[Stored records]
━━━

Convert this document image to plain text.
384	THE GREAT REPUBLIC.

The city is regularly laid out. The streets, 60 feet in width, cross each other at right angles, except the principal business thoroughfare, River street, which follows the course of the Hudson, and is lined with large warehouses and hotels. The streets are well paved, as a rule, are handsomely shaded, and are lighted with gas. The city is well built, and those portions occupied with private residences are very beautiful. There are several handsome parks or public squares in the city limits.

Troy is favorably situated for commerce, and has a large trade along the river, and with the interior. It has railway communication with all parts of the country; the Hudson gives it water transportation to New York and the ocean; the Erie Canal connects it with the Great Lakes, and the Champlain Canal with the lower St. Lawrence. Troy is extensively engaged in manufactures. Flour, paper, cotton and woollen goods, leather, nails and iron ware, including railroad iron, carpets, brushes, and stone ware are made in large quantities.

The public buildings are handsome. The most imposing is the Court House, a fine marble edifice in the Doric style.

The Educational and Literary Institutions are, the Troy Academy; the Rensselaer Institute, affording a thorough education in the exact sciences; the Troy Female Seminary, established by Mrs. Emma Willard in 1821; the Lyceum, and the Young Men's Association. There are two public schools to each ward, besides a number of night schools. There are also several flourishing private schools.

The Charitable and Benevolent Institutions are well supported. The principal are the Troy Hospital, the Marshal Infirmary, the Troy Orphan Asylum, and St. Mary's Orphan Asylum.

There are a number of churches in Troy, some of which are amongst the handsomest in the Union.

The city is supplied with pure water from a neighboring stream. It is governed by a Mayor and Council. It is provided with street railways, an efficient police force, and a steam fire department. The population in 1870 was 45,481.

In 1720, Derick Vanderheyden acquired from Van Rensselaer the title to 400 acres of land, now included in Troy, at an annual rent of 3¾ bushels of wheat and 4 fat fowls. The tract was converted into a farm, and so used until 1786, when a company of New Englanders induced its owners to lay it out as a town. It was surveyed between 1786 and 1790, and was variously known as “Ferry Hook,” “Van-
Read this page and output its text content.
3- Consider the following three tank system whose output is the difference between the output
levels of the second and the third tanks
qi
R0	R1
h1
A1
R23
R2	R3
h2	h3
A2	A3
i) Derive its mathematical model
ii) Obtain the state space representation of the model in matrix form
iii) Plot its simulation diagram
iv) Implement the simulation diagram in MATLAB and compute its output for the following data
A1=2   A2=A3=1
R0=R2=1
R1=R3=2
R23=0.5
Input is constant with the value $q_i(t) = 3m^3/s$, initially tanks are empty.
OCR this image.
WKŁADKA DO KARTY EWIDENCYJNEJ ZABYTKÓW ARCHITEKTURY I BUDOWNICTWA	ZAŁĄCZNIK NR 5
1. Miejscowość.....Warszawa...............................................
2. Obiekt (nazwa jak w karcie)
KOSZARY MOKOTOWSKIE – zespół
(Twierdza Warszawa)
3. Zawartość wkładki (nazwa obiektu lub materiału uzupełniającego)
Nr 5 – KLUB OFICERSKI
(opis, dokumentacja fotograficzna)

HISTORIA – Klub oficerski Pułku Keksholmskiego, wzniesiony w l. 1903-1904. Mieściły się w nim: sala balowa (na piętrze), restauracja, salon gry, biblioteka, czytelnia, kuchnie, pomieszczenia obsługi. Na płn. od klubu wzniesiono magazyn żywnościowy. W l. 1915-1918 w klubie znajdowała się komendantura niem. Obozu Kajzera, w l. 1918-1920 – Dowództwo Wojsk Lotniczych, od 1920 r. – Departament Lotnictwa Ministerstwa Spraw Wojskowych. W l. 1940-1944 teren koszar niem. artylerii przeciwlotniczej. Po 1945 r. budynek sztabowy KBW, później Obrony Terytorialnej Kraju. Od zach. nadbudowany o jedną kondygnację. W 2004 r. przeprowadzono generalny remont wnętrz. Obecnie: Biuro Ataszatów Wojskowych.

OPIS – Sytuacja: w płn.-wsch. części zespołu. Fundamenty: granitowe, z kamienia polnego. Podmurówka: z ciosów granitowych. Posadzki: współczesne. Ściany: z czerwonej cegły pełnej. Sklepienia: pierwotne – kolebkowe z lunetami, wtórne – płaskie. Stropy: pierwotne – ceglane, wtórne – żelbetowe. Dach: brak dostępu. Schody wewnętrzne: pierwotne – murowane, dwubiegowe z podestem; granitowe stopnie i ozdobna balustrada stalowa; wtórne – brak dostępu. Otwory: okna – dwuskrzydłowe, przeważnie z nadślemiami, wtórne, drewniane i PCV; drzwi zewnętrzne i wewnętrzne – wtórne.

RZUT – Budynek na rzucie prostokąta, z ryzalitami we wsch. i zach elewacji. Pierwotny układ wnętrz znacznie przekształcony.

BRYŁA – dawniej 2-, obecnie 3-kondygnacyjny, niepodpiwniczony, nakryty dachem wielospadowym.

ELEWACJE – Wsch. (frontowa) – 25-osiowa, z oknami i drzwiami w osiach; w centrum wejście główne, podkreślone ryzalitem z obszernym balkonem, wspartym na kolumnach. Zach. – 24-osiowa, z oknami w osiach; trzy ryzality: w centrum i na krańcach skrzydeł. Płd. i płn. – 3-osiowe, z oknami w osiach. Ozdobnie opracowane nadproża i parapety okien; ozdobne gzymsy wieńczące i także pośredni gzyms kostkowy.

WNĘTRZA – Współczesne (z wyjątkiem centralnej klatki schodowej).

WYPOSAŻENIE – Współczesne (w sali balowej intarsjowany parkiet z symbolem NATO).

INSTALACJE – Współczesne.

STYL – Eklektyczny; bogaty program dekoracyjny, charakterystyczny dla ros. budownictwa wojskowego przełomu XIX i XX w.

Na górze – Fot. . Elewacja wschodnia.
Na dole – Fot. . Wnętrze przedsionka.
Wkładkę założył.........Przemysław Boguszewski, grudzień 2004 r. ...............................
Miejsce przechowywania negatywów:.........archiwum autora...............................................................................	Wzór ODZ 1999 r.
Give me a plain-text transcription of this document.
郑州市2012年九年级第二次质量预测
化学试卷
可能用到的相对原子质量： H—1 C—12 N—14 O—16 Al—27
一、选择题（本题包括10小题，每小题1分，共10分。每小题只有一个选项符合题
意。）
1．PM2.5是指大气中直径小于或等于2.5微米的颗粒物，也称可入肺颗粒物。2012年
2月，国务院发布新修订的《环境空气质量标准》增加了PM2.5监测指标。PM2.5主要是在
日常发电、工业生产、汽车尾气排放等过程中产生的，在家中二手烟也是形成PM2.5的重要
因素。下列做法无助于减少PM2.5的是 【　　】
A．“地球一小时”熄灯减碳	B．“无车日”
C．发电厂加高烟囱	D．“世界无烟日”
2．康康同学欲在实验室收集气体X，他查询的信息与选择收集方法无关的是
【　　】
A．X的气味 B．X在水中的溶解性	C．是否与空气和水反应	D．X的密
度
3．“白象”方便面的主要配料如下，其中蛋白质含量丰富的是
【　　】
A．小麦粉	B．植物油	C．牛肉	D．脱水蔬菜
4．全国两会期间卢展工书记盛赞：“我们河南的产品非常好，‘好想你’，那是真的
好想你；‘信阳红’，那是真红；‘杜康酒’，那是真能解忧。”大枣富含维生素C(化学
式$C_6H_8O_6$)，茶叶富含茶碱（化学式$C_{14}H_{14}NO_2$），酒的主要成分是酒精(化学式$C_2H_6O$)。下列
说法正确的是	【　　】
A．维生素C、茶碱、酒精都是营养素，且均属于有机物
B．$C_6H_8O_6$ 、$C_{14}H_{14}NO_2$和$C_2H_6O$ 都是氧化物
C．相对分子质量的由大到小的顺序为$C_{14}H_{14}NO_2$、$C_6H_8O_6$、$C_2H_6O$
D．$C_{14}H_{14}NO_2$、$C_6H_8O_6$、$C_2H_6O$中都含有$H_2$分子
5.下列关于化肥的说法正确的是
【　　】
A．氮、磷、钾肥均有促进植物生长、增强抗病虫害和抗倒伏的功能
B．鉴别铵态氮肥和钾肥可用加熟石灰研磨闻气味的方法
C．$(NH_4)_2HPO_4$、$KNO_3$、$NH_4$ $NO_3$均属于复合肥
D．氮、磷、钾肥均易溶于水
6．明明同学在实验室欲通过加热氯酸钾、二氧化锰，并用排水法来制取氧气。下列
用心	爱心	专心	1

━━━

● Stated task:
Lines from the one containing "Give me a plain-text" through the final line are to be given again verbatim, with nothing before or after.

● Exercise result:
Give me a plain-text transcription of this document.
郑州市2012年九年级第二次质量预测
化学试卷
可能用到的相对原子质量： H—1 C—12 N—14 O—16 Al—27
一、选择题（本题包括10小题，每小题1分，共10分。每小题只有一个选项符合题
意。）
1．PM2.5是指大气中直径小于或等于2.5微米的颗粒物，也称可入肺颗粒物。2012年
2月，国务院发布新修订的《环境空气质量标准》增加了PM2.5监测指标。PM2.5主要是在
日常发电、工业生产、汽车尾气排放等过程中产生的，在家中二手烟也是形成PM2.5的重要
因素。下列做法无助于减少PM2.5的是 【　　】
A．“地球一小时”熄灯减碳	B．“无车日”
C．发电厂加高烟囱	D．“世界无烟日”
2．康康同学欲在实验室收集气体X，他查询的信息与选择收集方法无关的是
【　　】
A．X的气味 B．X在水中的溶解性	C．是否与空气和水反应	D．X的密
度
3．“白象”方便面的主要配料如下，其中蛋白质含量丰富的是
【　　】
A．小麦粉	B．植物油	C．牛肉	D．脱水蔬菜
4．全国两会期间卢展工书记盛赞：“我们河南的产品非常好，‘好想你’，那是真的
好想你；‘信阳红’，那是真红；‘杜康酒’，那是真能解忧。”大枣富含维生素C(化学
式$C_6H_8O_6$)，茶叶富含茶碱（化学式$C_{14}H_{14}NO_2$），酒的主要成分是酒精(化学式$C_2H_6O$)。下列
说法正确的是	【　　】
A．维生素C、茶碱、酒精都是营养素，且均属于有机物
B．$C_6H_8O_6$ 、$C_{14}H_{14}NO_2$和$C_2H_6O$ 都是氧化物
C．相对分子质量的由大到小的顺序为$C_{14}H_{14}NO_2$、$C_6H_8O_6$、$C_2H_6O$
D．$C_{14}H_{14}NO_2$、$C_6H_8O_6$、$C_2H_6O$中都含有$H_2$分子
5.下列关于化肥的说法正确的是
【　　】
A．氮、磷、钾肥均有促进植物生长、增强抗病虫害和抗倒伏的功能
B．鉴别铵态氮肥和钾肥可用加熟石灰研磨闻气味的方法
C．$(NH_4)_2HPO_4$、$KNO_3$、$NH_4$ $NO_3$均属于复合肥
D．氮、磷、钾肥均易溶于水
6．明明同学在实验室欲通过加热氯酸钾、二氧化锰，并用排水法来制取氧气。下列
用心	爱心	专心	1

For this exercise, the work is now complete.